> [Records to use]
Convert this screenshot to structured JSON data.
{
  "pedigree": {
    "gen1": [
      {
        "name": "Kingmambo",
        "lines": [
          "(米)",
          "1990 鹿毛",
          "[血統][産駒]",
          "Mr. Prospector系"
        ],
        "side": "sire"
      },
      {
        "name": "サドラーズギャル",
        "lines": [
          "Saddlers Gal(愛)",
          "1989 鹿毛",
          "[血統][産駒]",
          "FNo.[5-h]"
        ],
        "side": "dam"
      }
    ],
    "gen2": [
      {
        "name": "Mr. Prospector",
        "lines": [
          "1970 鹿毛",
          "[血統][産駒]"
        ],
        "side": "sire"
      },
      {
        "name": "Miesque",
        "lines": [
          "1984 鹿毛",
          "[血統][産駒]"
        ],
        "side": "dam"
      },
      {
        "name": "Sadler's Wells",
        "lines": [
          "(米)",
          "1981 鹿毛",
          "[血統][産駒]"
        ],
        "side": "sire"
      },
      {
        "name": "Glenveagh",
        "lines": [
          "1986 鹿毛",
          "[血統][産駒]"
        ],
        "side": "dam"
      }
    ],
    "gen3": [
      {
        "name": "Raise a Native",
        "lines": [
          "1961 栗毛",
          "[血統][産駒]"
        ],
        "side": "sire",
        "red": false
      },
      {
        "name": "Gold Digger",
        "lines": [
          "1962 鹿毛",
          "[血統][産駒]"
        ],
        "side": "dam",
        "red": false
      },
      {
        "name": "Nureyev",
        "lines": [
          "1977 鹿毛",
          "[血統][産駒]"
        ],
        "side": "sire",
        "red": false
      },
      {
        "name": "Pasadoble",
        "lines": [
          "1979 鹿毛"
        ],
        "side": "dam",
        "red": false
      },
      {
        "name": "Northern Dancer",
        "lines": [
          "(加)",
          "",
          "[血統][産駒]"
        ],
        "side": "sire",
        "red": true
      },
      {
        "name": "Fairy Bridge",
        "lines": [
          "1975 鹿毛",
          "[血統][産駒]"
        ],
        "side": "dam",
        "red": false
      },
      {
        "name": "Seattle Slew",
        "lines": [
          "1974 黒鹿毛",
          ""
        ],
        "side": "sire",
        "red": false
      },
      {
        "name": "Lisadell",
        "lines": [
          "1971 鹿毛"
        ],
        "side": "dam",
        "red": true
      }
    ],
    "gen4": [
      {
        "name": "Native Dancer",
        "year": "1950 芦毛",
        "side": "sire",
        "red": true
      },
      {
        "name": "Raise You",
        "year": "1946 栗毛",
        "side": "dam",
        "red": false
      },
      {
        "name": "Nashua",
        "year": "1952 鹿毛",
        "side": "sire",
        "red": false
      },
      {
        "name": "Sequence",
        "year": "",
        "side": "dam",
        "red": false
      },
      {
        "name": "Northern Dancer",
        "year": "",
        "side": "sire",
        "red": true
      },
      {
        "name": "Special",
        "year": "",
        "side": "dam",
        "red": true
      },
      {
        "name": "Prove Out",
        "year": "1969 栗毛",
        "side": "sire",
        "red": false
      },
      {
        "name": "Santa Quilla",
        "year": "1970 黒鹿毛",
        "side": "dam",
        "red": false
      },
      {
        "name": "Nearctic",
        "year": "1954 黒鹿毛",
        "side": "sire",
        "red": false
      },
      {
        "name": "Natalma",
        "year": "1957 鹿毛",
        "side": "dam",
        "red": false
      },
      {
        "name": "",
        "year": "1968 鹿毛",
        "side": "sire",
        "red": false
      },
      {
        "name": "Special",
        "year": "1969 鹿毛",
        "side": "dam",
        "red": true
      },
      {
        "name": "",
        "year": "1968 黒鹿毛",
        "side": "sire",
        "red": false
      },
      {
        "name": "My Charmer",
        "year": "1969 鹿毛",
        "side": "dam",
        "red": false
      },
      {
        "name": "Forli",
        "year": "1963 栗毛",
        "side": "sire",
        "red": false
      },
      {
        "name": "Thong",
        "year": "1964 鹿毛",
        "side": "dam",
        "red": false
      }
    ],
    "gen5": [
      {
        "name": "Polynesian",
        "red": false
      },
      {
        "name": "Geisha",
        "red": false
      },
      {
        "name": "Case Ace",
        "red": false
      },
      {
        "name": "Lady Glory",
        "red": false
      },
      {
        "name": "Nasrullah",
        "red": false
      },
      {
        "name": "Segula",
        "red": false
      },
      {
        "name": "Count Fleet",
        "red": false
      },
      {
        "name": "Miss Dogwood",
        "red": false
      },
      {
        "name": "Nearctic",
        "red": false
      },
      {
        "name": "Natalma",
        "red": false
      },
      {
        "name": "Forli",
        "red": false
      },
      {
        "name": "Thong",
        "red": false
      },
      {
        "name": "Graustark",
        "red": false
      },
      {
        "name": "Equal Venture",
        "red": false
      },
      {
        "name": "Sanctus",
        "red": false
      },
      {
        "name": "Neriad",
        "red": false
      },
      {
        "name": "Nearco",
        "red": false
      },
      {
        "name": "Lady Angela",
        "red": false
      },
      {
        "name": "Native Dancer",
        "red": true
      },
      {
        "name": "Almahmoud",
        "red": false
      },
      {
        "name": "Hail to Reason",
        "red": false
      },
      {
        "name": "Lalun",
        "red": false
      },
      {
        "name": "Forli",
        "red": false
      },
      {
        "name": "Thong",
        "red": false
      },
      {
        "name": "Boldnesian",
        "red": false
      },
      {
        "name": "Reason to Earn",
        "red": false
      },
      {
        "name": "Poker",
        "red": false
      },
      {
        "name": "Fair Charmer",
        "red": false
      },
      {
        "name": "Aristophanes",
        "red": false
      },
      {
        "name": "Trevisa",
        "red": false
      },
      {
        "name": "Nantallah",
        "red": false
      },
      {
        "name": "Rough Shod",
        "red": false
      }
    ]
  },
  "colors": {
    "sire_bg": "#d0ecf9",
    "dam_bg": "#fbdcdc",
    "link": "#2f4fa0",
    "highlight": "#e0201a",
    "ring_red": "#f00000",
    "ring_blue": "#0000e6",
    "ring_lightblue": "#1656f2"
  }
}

> [Problem description] Your answer should be a single number: the count of lines in the data that include the word "Reason".

> [Written answer] 2